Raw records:
★ ★ ★ ★ ★

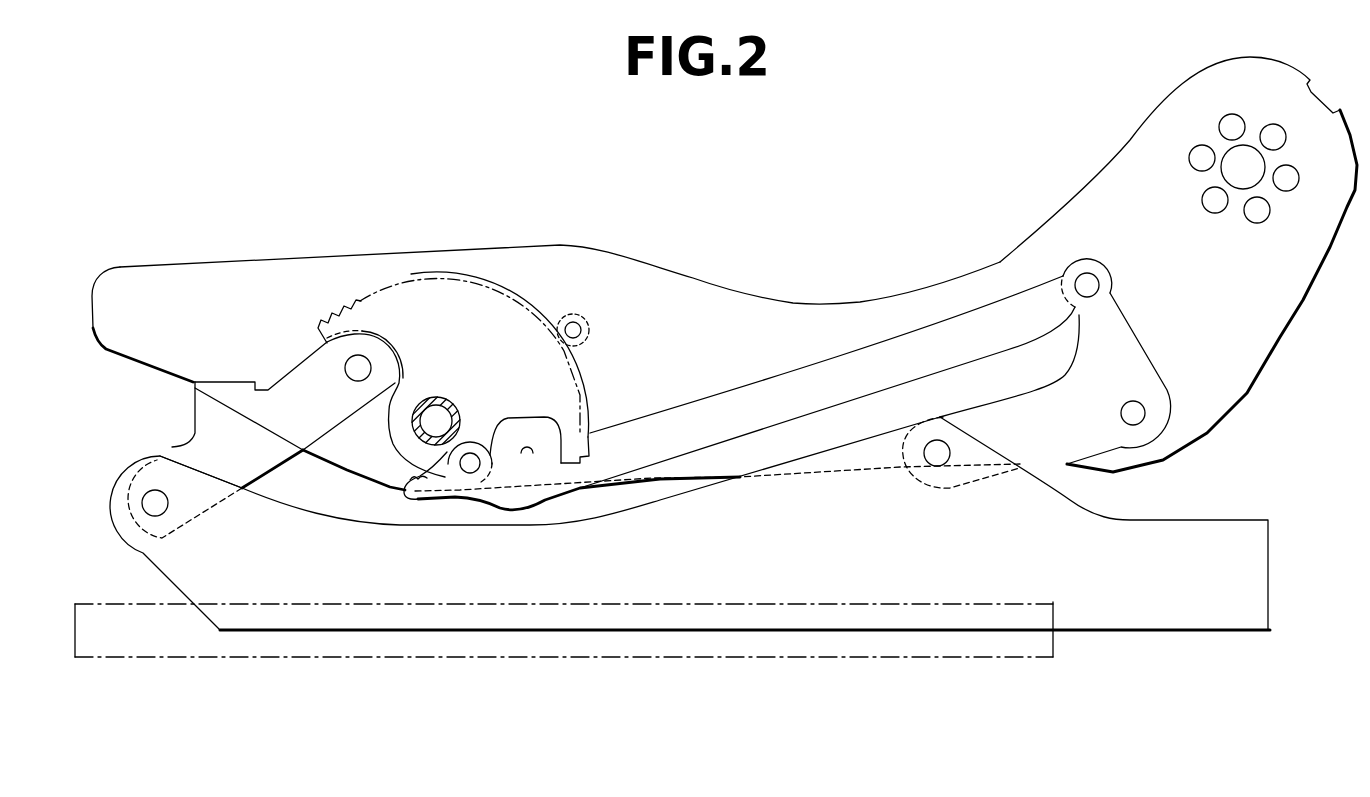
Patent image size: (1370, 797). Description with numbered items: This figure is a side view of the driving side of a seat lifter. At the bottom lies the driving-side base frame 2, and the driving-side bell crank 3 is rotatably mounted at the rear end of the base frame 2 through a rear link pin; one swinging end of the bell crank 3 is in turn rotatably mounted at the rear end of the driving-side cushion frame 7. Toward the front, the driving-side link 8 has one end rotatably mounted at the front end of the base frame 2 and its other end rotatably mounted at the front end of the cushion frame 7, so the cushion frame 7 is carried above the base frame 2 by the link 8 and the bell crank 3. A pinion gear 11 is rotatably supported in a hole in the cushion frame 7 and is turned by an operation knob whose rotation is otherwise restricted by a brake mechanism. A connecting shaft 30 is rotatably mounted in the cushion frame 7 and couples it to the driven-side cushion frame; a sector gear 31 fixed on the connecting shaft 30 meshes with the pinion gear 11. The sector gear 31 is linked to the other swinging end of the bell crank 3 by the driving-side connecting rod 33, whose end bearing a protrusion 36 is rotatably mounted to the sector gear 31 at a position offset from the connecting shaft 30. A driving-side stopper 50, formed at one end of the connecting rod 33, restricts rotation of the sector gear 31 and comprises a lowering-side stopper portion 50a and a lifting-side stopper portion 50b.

The driving-side base frame 2 is at (175, 582).
The driving-side bell crank 3 is at (1110, 433).
The driving-side cushion frame 7 is at (220, 272).
The driving-side link 8 is at (183, 450).
The pinion gear 11 is at (583, 315).
The connecting shaft 30 is at (437, 397).
The sector gear 31 is at (413, 300).
The driving-side connecting rod 33 is at (937, 347).
The protrusion 36 is at (407, 498).
The driving-side stopper 50 is at (511, 597).
The lowering-side stopper portion 50a is at (417, 490).
The lifting-side stopper portion 50b is at (523, 453).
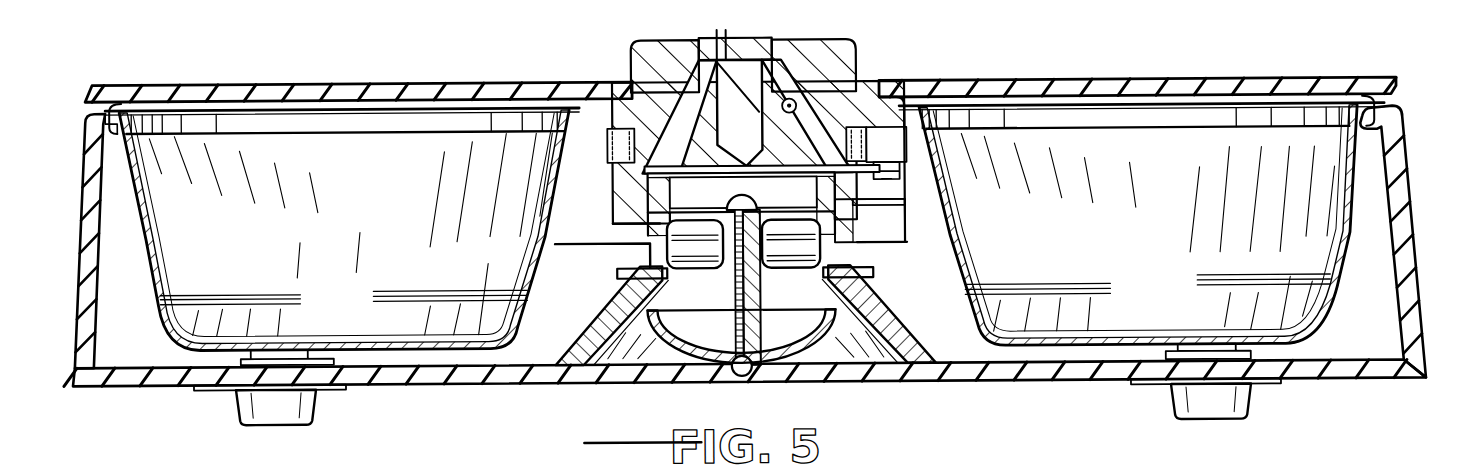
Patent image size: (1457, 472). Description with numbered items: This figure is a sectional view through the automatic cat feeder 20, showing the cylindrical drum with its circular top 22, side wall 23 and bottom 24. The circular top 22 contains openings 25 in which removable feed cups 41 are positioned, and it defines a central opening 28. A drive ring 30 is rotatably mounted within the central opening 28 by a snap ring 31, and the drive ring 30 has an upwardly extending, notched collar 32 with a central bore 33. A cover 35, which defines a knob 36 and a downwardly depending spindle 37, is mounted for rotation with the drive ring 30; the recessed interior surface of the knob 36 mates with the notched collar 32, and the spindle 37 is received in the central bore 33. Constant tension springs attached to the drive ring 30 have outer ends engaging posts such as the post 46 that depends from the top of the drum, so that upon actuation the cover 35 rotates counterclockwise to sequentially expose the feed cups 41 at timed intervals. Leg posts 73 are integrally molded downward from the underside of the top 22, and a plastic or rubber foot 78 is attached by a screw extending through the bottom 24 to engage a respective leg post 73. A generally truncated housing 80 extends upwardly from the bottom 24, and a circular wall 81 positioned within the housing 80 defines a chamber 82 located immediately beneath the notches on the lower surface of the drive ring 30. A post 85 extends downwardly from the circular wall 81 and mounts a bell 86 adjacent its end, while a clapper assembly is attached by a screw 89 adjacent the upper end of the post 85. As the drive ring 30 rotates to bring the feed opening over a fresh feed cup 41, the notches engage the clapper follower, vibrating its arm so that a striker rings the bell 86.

★ ★ ★ ★ ★

Written problem:
Rename "Description with numbered items" to "Description with labeled parts" everywhere in the listing above and reproduce it with all other text unchanged. Leave the pictures out of your copy.

Correct response:
Patent image size: (1370, 797). Description with labeled parts: This figure is a side view of the driving side of a seat lifter. At the bottom lies the driving-side base frame 2, and the driving-side bell crank 3 is rotatably mounted at the rear end of the base frame 2 through a rear link pin; one swinging end of the bell crank 3 is in turn rotatably mounted at the rear end of the driving-side cushion frame 7. Toward the front, the driving-side link 8 has one end rotatably mounted at the front end of the base frame 2 and its other end rotatably mounted at the front end of the cushion frame 7, so the cushion frame 7 is carried above the base frame 2 by the link 8 and the bell crank 3. A pinion gear 11 is rotatably supported in a hole in the cushion frame 7 and is turned by an operation knob whose rotation is otherwise restricted by a brake mechanism. A connecting shaft 30 is rotatably mounted in the cushion frame 7 and couples it to the driven-side cushion frame; a sector gear 31 fixed on the connecting shaft 30 meshes with the pinion gear 11. The sector gear 31 is linked to the other swinging end of the bell crank 3 by the driving-side connecting rod 33, whose end bearing a protrusion 36 is rotatably mounted to the sector gear 31 at a position offset from the connecting shaft 30. A driving-side stopper 50, formed at one end of the connecting rod 33, restricts rotation of the sector gear 31 and comprises a lowering-side stopper portion 50a and a lifting-side stopper portion 50b.

The driving-side base frame 2 is at (175, 582).
The driving-side bell crank 3 is at (1110, 433).
The driving-side cushion frame 7 is at (220, 272).
The driving-side link 8 is at (183, 450).
The pinion gear 11 is at (583, 315).
The connecting shaft 30 is at (437, 397).
The sector gear 31 is at (413, 300).
The driving-side connecting rod 33 is at (937, 347).
The protrusion 36 is at (407, 498).
The driving-side stopper 50 is at (511, 597).
The lowering-side stopper portion 50a is at (417, 490).
The lifting-side stopper portion 50b is at (523, 453).
Patent image size: (1457, 472). Description with labeled parts: This figure is a sectional view through the automatic cat feeder 20, showing the cylindrical drum with its circular top 22, side wall 23 and bottom 24. The circular top 22 contains openings 25 in which removable feed cups 41 are positioned, and it defines a central opening 28. A drive ring 30 is rotatably mounted within the central opening 28 by a snap ring 31, and the drive ring 30 has an upwardly extending, notched collar 32 with a central bore 33. A cover 35, which defines a knob 36 and a downwardly depending spindle 37, is mounted for rotation with the drive ring 30; the recessed interior surface of the knob 36 mates with the notched collar 32, and the spindle 37 is received in the central bore 33. Constant tension springs attached to the drive ring 30 have outer ends engaging posts such as the post 46 that depends from the top of the drum, so that upon actuation the cover 35 rotates counterclockwise to sequentially expose the feed cups 41 at timed intervals. Leg posts 73 are integrally molded downward from the underside of the top 22, and a plastic or rubber foot 78 is attached by a screw extending through the bottom 24 to engage a respective leg post 73. A generally truncated housing 80 extends upwardly from the bottom 24, and a circular wall 81 positioned within the housing 80 defines a chamber 82 located immediately beneath the notches on the lower surface of the drive ring 30. A post 85 extends downwardly from the circular wall 81 and mounts a bell 86 adjacent its end, while a clapper assembly is attached by a screw 89 adjacent the upper end of the post 85. As the drive ring 30 rotates to bring the feed opening over a fresh feed cup 41, the notches engage the clapper follower, vibrating its arm so that a striker rings the bell 86.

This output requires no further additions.